● TO DO
Every record below should be printed exactly as it appears.

● EXCERPTED DATA
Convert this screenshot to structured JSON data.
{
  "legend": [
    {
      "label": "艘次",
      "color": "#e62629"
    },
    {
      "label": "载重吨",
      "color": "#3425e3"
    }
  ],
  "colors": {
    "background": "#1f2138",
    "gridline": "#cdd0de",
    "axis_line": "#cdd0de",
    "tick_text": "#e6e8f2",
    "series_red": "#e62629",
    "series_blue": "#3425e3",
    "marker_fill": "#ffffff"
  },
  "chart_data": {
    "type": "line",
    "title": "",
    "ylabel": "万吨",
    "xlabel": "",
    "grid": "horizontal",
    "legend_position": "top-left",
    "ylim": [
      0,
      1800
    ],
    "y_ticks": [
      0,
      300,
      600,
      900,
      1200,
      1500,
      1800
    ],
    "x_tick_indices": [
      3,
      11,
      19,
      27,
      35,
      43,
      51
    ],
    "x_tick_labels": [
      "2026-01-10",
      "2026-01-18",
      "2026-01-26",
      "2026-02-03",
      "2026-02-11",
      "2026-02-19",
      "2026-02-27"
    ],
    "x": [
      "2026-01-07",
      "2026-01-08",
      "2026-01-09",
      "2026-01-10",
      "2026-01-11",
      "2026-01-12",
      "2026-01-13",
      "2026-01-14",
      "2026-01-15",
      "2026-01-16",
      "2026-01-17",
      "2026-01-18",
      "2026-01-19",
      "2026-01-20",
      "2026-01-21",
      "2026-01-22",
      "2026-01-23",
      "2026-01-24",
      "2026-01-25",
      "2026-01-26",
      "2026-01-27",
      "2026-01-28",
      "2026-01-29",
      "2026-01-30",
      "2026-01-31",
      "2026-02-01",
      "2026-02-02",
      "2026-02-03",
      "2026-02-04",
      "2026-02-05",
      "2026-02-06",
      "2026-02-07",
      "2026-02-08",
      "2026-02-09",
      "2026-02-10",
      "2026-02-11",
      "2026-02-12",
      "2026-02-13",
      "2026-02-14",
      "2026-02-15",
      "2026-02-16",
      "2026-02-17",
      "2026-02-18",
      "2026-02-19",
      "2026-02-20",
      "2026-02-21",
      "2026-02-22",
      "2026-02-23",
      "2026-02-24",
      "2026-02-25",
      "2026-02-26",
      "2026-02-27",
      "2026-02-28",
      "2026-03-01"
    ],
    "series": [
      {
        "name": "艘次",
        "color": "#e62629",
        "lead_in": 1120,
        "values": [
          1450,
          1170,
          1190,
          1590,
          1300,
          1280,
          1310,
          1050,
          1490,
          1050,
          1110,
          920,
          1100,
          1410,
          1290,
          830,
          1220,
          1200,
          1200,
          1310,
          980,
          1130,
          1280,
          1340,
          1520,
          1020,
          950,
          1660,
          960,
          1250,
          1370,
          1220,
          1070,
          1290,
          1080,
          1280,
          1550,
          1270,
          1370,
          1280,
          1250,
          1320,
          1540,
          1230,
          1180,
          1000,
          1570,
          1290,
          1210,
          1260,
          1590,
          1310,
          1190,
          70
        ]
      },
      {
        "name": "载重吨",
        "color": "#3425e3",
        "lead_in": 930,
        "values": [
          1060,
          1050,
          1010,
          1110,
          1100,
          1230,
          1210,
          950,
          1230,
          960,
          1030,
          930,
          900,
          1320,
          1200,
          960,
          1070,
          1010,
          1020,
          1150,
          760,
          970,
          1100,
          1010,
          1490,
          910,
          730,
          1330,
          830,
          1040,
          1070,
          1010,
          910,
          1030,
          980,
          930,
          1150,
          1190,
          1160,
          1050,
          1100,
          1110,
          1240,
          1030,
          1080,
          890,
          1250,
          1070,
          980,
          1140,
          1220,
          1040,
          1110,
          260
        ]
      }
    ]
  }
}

● RESPONSE FOR THIS EXERCISE
Convert this screenshot to structured JSON data.
{
  "legend": [
    {
      "label": "艘次",
      "color": "#e62629"
    },
    {
      "label": "载重吨",
      "color": "#3425e3"
    }
  ],
  "colors": {
    "background": "#1f2138",
    "gridline": "#cdd0de",
    "axis_line": "#cdd0de",
    "tick_text": "#e6e8f2",
    "series_red": "#e62629",
    "series_blue": "#3425e3",
    "marker_fill": "#ffffff"
  },
  "chart_data": {
    "type": "line",
    "title": "",
    "ylabel": "万吨",
    "xlabel": "",
    "grid": "horizontal",
    "legend_position": "top-left",
    "ylim": [
      0,
      1800
    ],
    "y_ticks": [
      0,
      300,
      600,
      900,
      1200,
      1500,
      1800
    ],
    "x_tick_indices": [
      3,
      11,
      19,
      27,
      35,
      43,
      51
    ],
    "x_tick_labels": [
      "2026-01-10",
      "2026-01-18",
      "2026-01-26",
      "2026-02-03",
      "2026-02-11",
      "2026-02-19",
      "2026-02-27"
    ],
    "x": [
      "2026-01-07",
      "2026-01-08",
      "2026-01-09",
      "2026-01-10",
      "2026-01-11",
      "2026-01-12",
      "2026-01-13",
      "2026-01-14",
      "2026-01-15",
      "2026-01-16",
      "2026-01-17",
      "2026-01-18",
      "2026-01-19",
      "2026-01-20",
      "2026-01-21",
      "2026-01-22",
      "2026-01-23",
      "2026-01-24",
      "2026-01-25",
      "2026-01-26",
      "2026-01-27",
      "2026-01-28",
      "2026-01-29",
      "2026-01-30",
      "2026-01-31",
      "2026-02-01",
      "2026-02-02",
      "2026-02-03",
      "2026-02-04",
      "2026-02-05",
      "2026-02-06",
      "2026-02-07",
      "2026-02-08",
      "2026-02-09",
      "2026-02-10",
      "2026-02-11",
      "2026-02-12",
      "2026-02-13",
      "2026-02-14",
      "2026-02-15",
      "2026-02-16",
      "2026-02-17",
      "2026-02-18",
      "2026-02-19",
      "2026-02-20",
      "2026-02-21",
      "2026-02-22",
      "2026-02-23",
      "2026-02-24",
      "2026-02-25",
      "2026-02-26",
      "2026-02-27",
      "2026-02-28",
      "2026-03-01"
    ],
    "series": [
      {
        "name": "艘次",
        "color": "#e62629",
        "lead_in": 1120,
        "values": [
          1450,
          1170,
          1190,
          1590,
          1300,
          1280,
          1310,
          1050,
          1490,
          1050,
          1110,
          920,
          1100,
          1410,
          1290,
          830,
          1220,
          1200,
          1200,
          1310,
          980,
          1130,
          1280,
          1340,
          1520,
          1020,
          950,
          1660,
          960,
          1250,
          1370,
          1220,
          1070,
          1290,
          1080,
          1280,
          1550,
          1270,
          1370,
          1280,
          1250,
          1320,
          1540,
          1230,
          1180,
          1000,
          1570,
          1290,
          1210,
          1260,
          1590,
          1310,
          1190,
          70
        ]
      },
      {
        "name": "载重吨",
        "color": "#3425e3",
        "lead_in": 930,
        "values": [
          1060,
          1050,
          1010,
          1110,
          1100,
          1230,
          1210,
          950,
          1230,
          960,
          1030,
          930,
          900,
          1320,
          1200,
          960,
          1070,
          1010,
          1020,
          1150,
          760,
          970,
          1100,
          1010,
          1490,
          910,
          730,
          1330,
          830,
          1040,
          1070,
          1010,
          910,
          1030,
          980,
          930,
          1150,
          1190,
          1160,
          1050,
          1100,
          1110,
          1240,
          1030,
          1080,
          890,
          1250,
          1070,
          980,
          1140,
          1220,
          1040,
          1110,
          260
        ]
      }
    ]
  }
}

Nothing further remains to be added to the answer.